- [SET EXERCISE]: Count the lines of the material below that contain the string "tablet". Reply with only the number.

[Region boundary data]
----------

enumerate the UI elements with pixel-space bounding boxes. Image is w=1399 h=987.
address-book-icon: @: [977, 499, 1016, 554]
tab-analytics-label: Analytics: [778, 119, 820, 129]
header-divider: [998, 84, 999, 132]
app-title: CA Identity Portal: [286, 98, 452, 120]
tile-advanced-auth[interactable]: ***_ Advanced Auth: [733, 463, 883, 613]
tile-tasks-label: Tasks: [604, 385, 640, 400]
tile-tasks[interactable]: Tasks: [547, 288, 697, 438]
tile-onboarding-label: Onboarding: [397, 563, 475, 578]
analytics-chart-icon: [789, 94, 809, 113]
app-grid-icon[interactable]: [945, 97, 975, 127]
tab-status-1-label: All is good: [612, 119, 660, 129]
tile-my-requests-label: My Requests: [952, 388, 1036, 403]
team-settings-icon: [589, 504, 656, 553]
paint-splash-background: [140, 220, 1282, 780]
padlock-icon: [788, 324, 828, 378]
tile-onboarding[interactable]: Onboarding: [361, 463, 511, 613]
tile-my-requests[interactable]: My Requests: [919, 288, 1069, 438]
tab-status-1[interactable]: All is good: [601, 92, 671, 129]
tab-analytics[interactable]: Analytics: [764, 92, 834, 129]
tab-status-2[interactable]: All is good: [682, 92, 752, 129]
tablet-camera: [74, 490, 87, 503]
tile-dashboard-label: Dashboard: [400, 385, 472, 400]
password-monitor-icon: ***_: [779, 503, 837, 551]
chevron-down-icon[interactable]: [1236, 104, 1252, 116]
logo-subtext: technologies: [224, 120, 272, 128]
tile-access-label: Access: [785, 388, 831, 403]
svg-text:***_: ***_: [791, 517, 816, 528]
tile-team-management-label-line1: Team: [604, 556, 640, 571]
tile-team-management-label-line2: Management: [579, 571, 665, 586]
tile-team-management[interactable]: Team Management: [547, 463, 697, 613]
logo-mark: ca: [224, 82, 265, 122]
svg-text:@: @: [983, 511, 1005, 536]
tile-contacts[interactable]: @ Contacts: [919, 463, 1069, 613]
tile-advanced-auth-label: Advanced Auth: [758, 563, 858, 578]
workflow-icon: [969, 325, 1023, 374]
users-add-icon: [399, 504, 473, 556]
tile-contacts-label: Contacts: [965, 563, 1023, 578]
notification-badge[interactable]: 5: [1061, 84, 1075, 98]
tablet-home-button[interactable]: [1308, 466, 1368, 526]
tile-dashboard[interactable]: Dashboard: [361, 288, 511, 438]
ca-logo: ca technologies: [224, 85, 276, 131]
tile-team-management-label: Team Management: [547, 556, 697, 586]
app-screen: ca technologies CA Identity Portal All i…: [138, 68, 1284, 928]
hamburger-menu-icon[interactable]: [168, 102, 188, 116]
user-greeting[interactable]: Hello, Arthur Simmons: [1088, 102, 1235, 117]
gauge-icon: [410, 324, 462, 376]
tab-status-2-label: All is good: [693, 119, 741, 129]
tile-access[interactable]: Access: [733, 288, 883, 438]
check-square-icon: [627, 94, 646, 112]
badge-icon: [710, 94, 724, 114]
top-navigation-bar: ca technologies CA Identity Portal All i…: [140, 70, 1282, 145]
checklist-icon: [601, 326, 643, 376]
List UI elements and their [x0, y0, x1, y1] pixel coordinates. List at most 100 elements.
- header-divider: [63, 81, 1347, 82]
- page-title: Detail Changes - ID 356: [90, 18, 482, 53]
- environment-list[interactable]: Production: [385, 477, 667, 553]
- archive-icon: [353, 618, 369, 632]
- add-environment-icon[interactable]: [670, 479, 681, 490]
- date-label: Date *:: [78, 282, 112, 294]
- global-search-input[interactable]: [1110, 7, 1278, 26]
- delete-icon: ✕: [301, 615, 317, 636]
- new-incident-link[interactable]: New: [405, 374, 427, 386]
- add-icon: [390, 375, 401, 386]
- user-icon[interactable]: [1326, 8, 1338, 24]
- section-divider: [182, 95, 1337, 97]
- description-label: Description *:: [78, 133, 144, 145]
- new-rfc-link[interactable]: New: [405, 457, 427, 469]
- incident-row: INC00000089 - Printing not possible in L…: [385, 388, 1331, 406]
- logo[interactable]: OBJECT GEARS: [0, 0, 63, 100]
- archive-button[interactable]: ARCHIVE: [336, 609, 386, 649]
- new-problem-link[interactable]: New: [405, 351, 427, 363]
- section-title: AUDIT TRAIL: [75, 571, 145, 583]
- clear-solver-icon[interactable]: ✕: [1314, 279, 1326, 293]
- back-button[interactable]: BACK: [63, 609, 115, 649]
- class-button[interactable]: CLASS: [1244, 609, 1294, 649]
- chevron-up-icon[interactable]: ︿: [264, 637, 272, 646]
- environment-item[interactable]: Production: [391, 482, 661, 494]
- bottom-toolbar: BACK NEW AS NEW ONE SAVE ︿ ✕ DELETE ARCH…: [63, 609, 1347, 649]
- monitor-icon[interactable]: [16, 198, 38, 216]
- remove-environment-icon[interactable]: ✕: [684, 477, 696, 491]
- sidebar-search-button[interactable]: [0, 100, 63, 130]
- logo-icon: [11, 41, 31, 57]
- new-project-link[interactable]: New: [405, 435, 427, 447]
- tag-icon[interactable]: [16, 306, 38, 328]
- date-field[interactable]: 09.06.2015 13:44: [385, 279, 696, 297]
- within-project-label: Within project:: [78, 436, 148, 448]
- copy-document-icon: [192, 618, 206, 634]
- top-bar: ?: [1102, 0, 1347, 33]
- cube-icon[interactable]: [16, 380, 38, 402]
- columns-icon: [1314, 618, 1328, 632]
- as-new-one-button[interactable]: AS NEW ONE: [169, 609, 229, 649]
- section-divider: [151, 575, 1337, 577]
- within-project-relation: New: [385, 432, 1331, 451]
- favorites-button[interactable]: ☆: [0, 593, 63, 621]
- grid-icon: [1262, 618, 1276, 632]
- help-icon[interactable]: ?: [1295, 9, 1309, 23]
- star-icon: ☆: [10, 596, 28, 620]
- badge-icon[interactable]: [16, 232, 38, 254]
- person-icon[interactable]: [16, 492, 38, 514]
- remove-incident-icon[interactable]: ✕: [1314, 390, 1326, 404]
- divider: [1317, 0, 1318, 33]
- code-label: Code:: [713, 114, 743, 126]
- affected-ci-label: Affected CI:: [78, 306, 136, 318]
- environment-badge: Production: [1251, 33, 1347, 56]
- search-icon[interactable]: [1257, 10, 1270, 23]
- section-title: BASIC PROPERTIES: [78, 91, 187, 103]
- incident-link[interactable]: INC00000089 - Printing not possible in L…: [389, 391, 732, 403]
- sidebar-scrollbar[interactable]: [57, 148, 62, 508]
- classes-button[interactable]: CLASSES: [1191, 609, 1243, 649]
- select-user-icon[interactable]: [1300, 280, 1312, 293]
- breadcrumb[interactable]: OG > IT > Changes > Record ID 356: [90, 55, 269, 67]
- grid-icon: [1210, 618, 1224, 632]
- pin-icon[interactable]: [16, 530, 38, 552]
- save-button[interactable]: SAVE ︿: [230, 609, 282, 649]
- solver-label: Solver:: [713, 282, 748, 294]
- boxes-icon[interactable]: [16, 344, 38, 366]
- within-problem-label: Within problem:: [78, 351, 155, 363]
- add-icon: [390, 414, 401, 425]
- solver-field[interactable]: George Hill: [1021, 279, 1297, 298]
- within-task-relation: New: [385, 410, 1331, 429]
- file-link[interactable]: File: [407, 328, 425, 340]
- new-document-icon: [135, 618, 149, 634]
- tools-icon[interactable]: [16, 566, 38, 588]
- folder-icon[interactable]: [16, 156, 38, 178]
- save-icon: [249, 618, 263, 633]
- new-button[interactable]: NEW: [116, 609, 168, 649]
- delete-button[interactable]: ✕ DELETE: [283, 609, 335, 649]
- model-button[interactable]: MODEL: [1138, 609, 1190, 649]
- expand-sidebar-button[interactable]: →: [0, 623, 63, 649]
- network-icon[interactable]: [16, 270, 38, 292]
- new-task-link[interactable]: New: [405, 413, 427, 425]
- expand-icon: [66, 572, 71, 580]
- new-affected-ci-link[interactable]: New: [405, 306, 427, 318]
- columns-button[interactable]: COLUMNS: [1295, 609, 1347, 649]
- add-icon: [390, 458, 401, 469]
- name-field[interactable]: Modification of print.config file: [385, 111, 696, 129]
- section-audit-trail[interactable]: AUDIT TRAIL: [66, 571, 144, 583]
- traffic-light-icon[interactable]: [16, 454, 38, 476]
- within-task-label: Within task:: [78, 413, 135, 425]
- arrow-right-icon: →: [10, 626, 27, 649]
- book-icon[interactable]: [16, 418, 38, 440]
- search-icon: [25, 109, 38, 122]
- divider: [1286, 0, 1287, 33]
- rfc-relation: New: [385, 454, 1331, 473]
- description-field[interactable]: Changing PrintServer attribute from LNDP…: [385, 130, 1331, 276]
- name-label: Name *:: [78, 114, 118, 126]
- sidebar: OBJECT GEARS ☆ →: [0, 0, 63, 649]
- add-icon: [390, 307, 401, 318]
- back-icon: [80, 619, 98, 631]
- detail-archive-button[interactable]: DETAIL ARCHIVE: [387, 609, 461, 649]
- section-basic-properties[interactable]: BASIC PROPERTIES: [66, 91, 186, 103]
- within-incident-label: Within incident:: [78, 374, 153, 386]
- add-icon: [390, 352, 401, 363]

----------

- [RESPONSE TO THE EXERCISE]: 2